THE TASK: Please return the full listing below without altering anything.

DATA PROVIDED:
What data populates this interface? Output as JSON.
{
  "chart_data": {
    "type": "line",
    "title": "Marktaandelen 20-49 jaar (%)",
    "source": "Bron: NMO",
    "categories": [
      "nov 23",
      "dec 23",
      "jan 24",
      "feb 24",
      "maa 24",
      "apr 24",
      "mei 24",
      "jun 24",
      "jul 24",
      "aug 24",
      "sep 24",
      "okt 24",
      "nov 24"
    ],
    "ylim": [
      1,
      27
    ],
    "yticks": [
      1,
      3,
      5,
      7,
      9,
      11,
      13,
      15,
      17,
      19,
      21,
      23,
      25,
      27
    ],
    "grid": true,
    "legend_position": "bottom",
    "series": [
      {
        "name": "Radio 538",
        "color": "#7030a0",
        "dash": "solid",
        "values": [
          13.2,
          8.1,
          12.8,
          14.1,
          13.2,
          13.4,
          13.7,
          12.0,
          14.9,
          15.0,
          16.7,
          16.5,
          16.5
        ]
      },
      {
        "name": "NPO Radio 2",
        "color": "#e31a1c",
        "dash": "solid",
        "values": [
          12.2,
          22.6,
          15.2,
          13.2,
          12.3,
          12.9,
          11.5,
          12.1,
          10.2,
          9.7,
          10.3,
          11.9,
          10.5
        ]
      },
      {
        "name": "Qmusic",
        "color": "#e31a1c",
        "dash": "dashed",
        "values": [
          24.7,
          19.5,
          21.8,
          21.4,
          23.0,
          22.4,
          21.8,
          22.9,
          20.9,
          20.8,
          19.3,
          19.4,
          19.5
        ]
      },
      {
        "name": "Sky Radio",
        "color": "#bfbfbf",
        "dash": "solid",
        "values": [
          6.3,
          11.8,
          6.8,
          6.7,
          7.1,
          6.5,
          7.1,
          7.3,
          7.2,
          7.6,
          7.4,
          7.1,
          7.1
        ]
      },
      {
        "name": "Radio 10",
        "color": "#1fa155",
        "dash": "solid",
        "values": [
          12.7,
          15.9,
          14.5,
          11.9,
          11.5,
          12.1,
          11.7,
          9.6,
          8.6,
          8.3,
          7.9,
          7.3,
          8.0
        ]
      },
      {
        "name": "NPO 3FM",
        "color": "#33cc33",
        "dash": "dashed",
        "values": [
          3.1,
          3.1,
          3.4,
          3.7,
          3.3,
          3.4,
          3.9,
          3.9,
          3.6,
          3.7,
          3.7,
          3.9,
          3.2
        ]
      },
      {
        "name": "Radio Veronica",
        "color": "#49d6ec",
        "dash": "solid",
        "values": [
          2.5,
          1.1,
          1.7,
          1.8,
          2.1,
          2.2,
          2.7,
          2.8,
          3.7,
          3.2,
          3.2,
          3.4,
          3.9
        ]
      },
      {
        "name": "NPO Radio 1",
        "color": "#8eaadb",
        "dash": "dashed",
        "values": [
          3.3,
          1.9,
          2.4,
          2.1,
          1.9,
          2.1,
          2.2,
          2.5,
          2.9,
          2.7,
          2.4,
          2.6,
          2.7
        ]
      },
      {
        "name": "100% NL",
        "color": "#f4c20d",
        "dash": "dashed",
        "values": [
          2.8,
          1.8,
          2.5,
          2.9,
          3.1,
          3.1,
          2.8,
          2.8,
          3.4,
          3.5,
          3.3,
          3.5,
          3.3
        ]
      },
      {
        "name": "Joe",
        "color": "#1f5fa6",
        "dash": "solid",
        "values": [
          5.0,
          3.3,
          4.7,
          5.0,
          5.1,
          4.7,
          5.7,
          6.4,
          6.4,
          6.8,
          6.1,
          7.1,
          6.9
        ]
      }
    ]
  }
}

WRITTEN ANSWER:
What data populates this interface? Output as JSON.
{
  "chart_data": {
    "type": "line",
    "title": "Marktaandelen 20-49 jaar (%)",
    "source": "Bron: NMO",
    "categories": [
      "nov 23",
      "dec 23",
      "jan 24",
      "feb 24",
      "maa 24",
      "apr 24",
      "mei 24",
      "jun 24",
      "jul 24",
      "aug 24",
      "sep 24",
      "okt 24",
      "nov 24"
    ],
    "ylim": [
      1,
      27
    ],
    "yticks": [
      1,
      3,
      5,
      7,
      9,
      11,
      13,
      15,
      17,
      19,
      21,
      23,
      25,
      27
    ],
    "grid": true,
    "legend_position": "bottom",
    "series": [
      {
        "name": "Radio 538",
        "color": "#7030a0",
        "dash": "solid",
        "values": [
          13.2,
          8.1,
          12.8,
          14.1,
          13.2,
          13.4,
          13.7,
          12.0,
          14.9,
          15.0,
          16.7,
          16.5,
          16.5
        ]
      },
      {
        "name": "NPO Radio 2",
        "color": "#e31a1c",
        "dash": "solid",
        "values": [
          12.2,
          22.6,
          15.2,
          13.2,
          12.3,
          12.9,
          11.5,
          12.1,
          10.2,
          9.7,
          10.3,
          11.9,
          10.5
        ]
      },
      {
        "name": "Qmusic",
        "color": "#e31a1c",
        "dash": "dashed",
        "values": [
          24.7,
          19.5,
          21.8,
          21.4,
          23.0,
          22.4,
          21.8,
          22.9,
          20.9,
          20.8,
          19.3,
          19.4,
          19.5
        ]
      },
      {
        "name": "Sky Radio",
        "color": "#bfbfbf",
        "dash": "solid",
        "values": [
          6.3,
          11.8,
          6.8,
          6.7,
          7.1,
          6.5,
          7.1,
          7.3,
          7.2,
          7.6,
          7.4,
          7.1,
          7.1
        ]
      },
      {
        "name": "Radio 10",
        "color": "#1fa155",
        "dash": "solid",
        "values": [
          12.7,
          15.9,
          14.5,
          11.9,
          11.5,
          12.1,
          11.7,
          9.6,
          8.6,
          8.3,
          7.9,
          7.3,
          8.0
        ]
      },
      {
        "name": "NPO 3FM",
        "color": "#33cc33",
        "dash": "dashed",
        "values": [
          3.1,
          3.1,
          3.4,
          3.7,
          3.3,
          3.4,
          3.9,
          3.9,
          3.6,
          3.7,
          3.7,
          3.9,
          3.2
        ]
      },
      {
        "name": "Radio Veronica",
        "color": "#49d6ec",
        "dash": "solid",
        "values": [
          2.5,
          1.1,
          1.7,
          1.8,
          2.1,
          2.2,
          2.7,
          2.8,
          3.7,
          3.2,
          3.2,
          3.4,
          3.9
        ]
      },
      {
        "name": "NPO Radio 1",
        "color": "#8eaadb",
        "dash": "dashed",
        "values": [
          3.3,
          1.9,
          2.4,
          2.1,
          1.9,
          2.1,
          2.2,
          2.5,
          2.9,
          2.7,
          2.4,
          2.6,
          2.7
        ]
      },
      {
        "name": "100% NL",
        "color": "#f4c20d",
        "dash": "dashed",
        "values": [
          2.8,
          1.8,
          2.5,
          2.9,
          3.1,
          3.1,
          2.8,
          2.8,
          3.4,
          3.5,
          3.3,
          3.5,
          3.3
        ]
      },
      {
        "name": "Joe",
        "color": "#1f5fa6",
        "dash": "solid",
        "values": [
          5.0,
          3.3,
          4.7,
          5.0,
          5.1,
          4.7,
          5.7,
          6.4,
          6.4,
          6.8,
          6.1,
          7.1,
          6.9
        ]
      }
    ]
  }
}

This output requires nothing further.